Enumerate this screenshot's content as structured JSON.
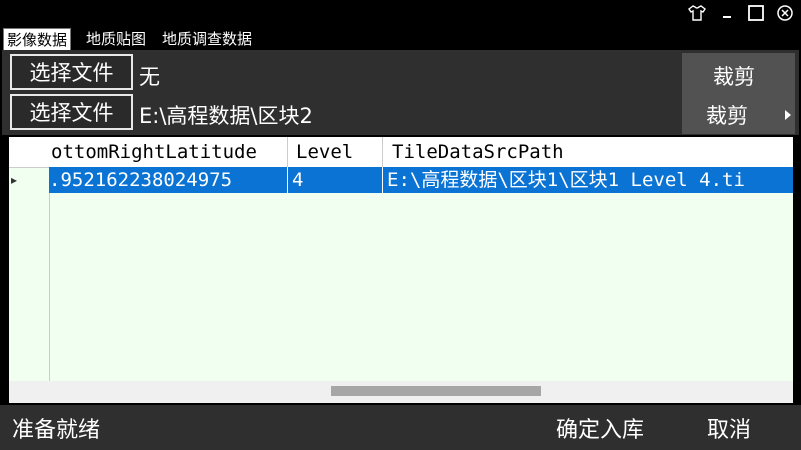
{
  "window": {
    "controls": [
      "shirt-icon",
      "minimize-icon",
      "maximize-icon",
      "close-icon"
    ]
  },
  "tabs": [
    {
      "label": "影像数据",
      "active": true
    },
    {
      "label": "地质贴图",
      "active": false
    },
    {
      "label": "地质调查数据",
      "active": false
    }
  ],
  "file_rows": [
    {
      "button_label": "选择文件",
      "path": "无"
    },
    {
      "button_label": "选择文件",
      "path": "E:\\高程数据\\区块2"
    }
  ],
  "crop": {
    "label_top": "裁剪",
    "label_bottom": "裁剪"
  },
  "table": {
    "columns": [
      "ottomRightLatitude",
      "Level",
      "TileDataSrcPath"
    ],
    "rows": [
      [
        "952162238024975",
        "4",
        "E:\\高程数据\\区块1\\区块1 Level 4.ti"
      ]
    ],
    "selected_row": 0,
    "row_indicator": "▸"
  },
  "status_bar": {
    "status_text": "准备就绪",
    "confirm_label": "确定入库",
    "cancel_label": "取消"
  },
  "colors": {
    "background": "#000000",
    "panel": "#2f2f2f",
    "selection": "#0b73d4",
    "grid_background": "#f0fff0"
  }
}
++++++
**INSTRUCTIONS FOR THE TASK:** Return every line holding the word "高程数据" from the records.

**WRITTEN RESPONSE:**
      "path": "E:\\高程数据\\区块2"
        "E:\\高程数据\\区块1\\区块1 Level 4.ti"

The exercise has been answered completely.